Update the part of the home-defense firearms thread below from "Then we go to" to "(Dec 12, 2014)" by writing it out again with "novice" changed to "beginner".

-- BEGIN Document passage --

Then we go to the master-mind shotgun argument "just the sound of the round racking into the chamber will cause him to pee his pants", . . . a Snopes verified urban legend that has no justification whatsoever. Factually, . . . as mentioned earlier, . . . it definitely gives away your position, your weapon, . . . and if it is like the vast majority of 870's I've seen, . . . you're only up to 4 rounds, . . . one less than a J frame.

Now to be fair, . . . his argument AS HE PRESENTED IT is OK, . . . but only a novice will go around a corner, . . . down a hall way, . . . or into an open room in a full "arms forward" position, . . . and he knows it. That is just not the way one stays alive in house clearing 1 on 1.

May God bless,
Dwight


----------



## Sasquatch (Dec 12, 2014)

alterego said:


> The sound of me bump firing my 40 round P Mag in your direction weather or not contact is made. Will out do the sound of a racked gun. I have never shit my pants from hearing some one rack a shot gun. It is a misconception.


I refer you to post #27.


----------



## csi-tech (Apr 13, 2013)

I like my Mossberg 500. She will have a 9mm pistol, light and a cell phone. We need to plan for having to actually retain or retake our home sometime.


----------



## Boss Dog (Feb 8, 2013)

I'm normally a light sleeper, which bites as I currently work 3rd shift. Point is I wake easily and can function fine. 
Most "experts" will tell you; If you're trying to clear a house, the shotgun is for teamwork only. Otherwise it is for tunnels/hallways and choke points. Let the neanderthal come to you. And normally, I would agree.

However, Boss's bedroom is at one end of the house and the puppies are all at the opposite end, so Boss Dog is coming out! 
I keep a handgun at bedside along with an equipped duty belt, but a shotty is readily available; cylinder bore with 12 gauge 00 buck. Un-chambered because grandkids could encounter it wandering into Boss's bedroom at night when he's there (if mama won't let them in hers). If the BG sticks around to enjoy the barking dog and then the blaring house alarm, he doesn't deserve to hear anything else (racking the slide). He wouldn't hear it with all the racket anyway, just receive the gift of an eternity as a frying sausage patty.



turbo6 said:


> Shotgun is ideal however I opted for handguns because they require less space to store and with children in the house it's easier to secure them.


If you have more than two guns, you need a safe, then you can put long guns in it too. Figure out the cost of the safe versus replacing your guns. Plus you can keep other stuff in it. Camera, watches, other jewelry, cash, etc.


----------



## Moonshinedave (Mar 28, 2013)

For me, it's a matter of time. If I am alerted in time, I'll go for my shotgun and hopefully have my pistol in my pocket for backup. If I am caught with only a few seconds, then my .45 is within reach, loaded, and ready to go.


----------



## Prepared One (Nov 5, 2014)

I have two handguns. A 45 on my side, loaded and chambered. Safety on. 40 on her side, loaded not chambered. ( Her preferance ). Also have a 12 gauge, pistol grip, shotgun, loaded, 00 and slugs, not chambered. I am rethinking this as I am agreeing there is no need to give my position away and he deserves no warning. I have a two story house and the master is upstairs so my plan was always to wait for him to come to me. He, or they, will have to climb the stairs and once they are there I will have the advantage. Once there they won't know what hits them. They either have to get up to me fast or leave fast because the alarm horn will be going off and the cops will be rolling. In the event the alarm is not sounding for some reason then I wait....if he doesn't come up then eventually I will have to clear the house. But wife will have called the police and be armed and I will have both shotgun and 45.

-- END Document passage --
-- BEGIN Stored data --

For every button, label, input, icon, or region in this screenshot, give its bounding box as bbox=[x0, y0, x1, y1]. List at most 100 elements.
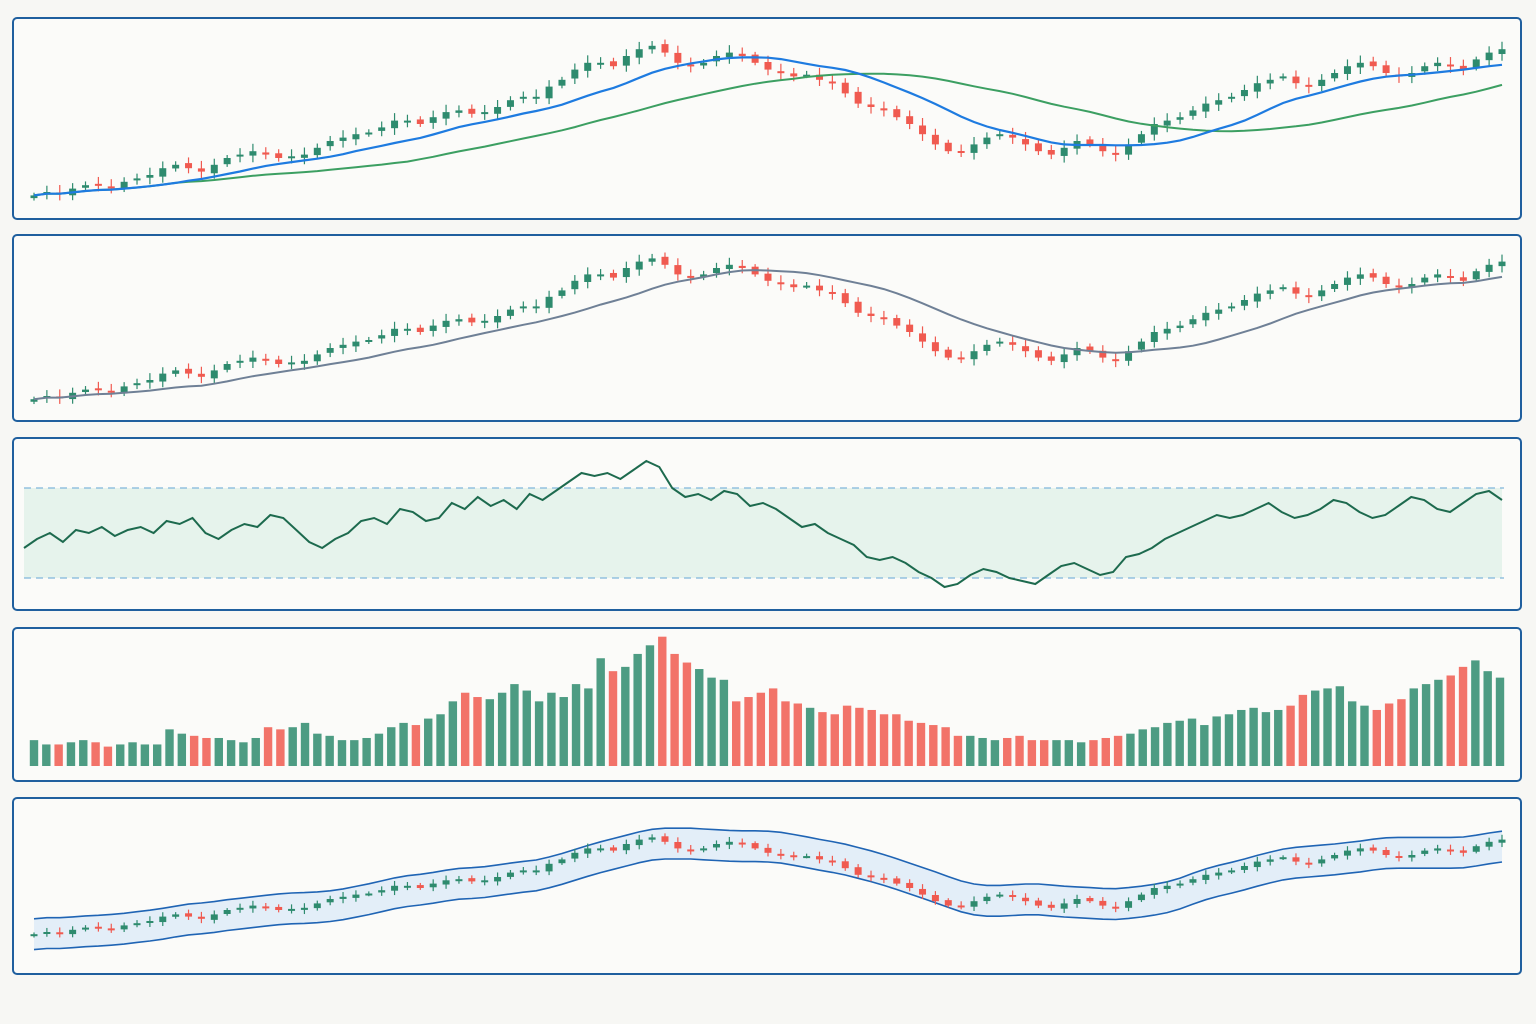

-- END Stored data --

# The result:
Then we go to the master-mind shotgun argument "just the sound of the round racking into the chamber will cause him to pee his pants", . . . a Snopes verified urban legend that has no justification whatsoever. Factually, . . . as mentioned earlier, . . . it definitely gives away your position, your weapon, . . . and if it is like the vast majority of 870's I've seen, . . . you're only up to 4 rounds, . . . one less than a J frame.

Now to be fair, . . . his argument AS HE PRESENTED IT is OK, . . . but only a beginner will go around a corner, . . . down a hall way, . . . or into an open room in a full "arms forward" position, . . . and he knows it. That is just not the way one stays alive in house clearing 1 on 1.

May God bless,
Dwight


----------



## Sasquatch (Dec 12, 2014)